Given task ▸
Output the material below in full, exactly as it is.

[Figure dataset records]
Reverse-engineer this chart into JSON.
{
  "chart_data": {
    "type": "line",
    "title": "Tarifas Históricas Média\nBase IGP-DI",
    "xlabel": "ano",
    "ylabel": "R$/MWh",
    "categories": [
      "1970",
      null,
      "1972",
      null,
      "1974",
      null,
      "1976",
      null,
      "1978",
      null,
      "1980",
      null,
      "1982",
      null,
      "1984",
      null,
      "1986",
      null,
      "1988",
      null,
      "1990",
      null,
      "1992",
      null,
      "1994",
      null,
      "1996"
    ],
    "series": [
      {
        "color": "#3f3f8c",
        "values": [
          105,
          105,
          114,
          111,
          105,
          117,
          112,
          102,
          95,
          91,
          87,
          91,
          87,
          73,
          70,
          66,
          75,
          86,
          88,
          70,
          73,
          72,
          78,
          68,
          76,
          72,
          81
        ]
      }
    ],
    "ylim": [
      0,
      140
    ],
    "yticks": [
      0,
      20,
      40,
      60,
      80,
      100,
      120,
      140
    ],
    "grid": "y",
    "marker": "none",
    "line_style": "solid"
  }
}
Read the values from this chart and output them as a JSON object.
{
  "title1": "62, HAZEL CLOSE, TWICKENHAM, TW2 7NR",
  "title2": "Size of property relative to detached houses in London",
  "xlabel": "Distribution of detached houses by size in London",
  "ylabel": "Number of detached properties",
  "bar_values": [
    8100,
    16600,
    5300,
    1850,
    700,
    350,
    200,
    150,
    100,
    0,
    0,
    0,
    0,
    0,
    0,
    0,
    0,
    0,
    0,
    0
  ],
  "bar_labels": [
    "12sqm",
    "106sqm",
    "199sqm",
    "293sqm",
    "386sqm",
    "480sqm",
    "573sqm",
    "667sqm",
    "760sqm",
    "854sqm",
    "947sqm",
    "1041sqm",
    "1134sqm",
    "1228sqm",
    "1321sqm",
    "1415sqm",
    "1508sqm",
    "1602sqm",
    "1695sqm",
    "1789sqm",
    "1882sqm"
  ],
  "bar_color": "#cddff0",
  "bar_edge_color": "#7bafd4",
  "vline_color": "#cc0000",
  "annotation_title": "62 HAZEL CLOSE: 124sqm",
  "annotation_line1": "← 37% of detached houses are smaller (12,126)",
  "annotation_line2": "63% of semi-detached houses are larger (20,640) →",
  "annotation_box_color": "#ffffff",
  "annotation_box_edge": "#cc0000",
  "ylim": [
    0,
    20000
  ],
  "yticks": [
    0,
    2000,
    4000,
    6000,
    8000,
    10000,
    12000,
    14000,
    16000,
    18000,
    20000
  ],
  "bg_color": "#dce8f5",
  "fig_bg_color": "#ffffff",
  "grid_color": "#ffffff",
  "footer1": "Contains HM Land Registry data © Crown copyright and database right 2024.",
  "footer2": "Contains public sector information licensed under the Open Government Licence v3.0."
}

Full response ▸
Reverse-engineer this chart into JSON.
{
  "chart_data": {
    "type": "line",
    "title": "Tarifas Históricas Média\nBase IGP-DI",
    "xlabel": "ano",
    "ylabel": "R$/MWh",
    "categories": [
      "1970",
      null,
      "1972",
      null,
      "1974",
      null,
      "1976",
      null,
      "1978",
      null,
      "1980",
      null,
      "1982",
      null,
      "1984",
      null,
      "1986",
      null,
      "1988",
      null,
      "1990",
      null,
      "1992",
      null,
      "1994",
      null,
      "1996"
    ],
    "series": [
      {
        "color": "#3f3f8c",
        "values": [
          105,
          105,
          114,
          111,
          105,
          117,
          112,
          102,
          95,
          91,
          87,
          91,
          87,
          73,
          70,
          66,
          75,
          86,
          88,
          70,
          73,
          72,
          78,
          68,
          76,
          72,
          81
        ]
      }
    ],
    "ylim": [
      0,
      140
    ],
    "yticks": [
      0,
      20,
      40,
      60,
      80,
      100,
      120,
      140
    ],
    "grid": "y",
    "marker": "none",
    "line_style": "solid"
  }
}
Read the values from this chart and output them as a JSON object.
{
  "title1": "62, HAZEL CLOSE, TWICKENHAM, TW2 7NR",
  "title2": "Size of property relative to detached houses in London",
  "xlabel": "Distribution of detached houses by size in London",
  "ylabel": "Number of detached properties",
  "bar_values": [
    8100,
    16600,
    5300,
    1850,
    700,
    350,
    200,
    150,
    100,
    0,
    0,
    0,
    0,
    0,
    0,
    0,
    0,
    0,
    0,
    0
  ],
  "bar_labels": [
    "12sqm",
    "106sqm",
    "199sqm",
    "293sqm",
    "386sqm",
    "480sqm",
    "573sqm",
    "667sqm",
    "760sqm",
    "854sqm",
    "947sqm",
    "1041sqm",
    "1134sqm",
    "1228sqm",
    "1321sqm",
    "1415sqm",
    "1508sqm",
    "1602sqm",
    "1695sqm",
    "1789sqm",
    "1882sqm"
  ],
  "bar_color": "#cddff0",
  "bar_edge_color": "#7bafd4",
  "vline_color": "#cc0000",
  "annotation_title": "62 HAZEL CLOSE: 124sqm",
  "annotation_line1": "← 37% of detached houses are smaller (12,126)",
  "annotation_line2": "63% of semi-detached houses are larger (20,640) →",
  "annotation_box_color": "#ffffff",
  "annotation_box_edge": "#cc0000",
  "ylim": [
    0,
    20000
  ],
  "yticks": [
    0,
    2000,
    4000,
    6000,
    8000,
    10000,
    12000,
    14000,
    16000,
    18000,
    20000
  ],
  "bg_color": "#dce8f5",
  "fig_bg_color": "#ffffff",
  "grid_color": "#ffffff",
  "footer1": "Contains HM Land Registry data © Crown copyright and database right 2024.",
  "footer2": "Contains public sector information licensed under the Open Government Licence v3.0."
}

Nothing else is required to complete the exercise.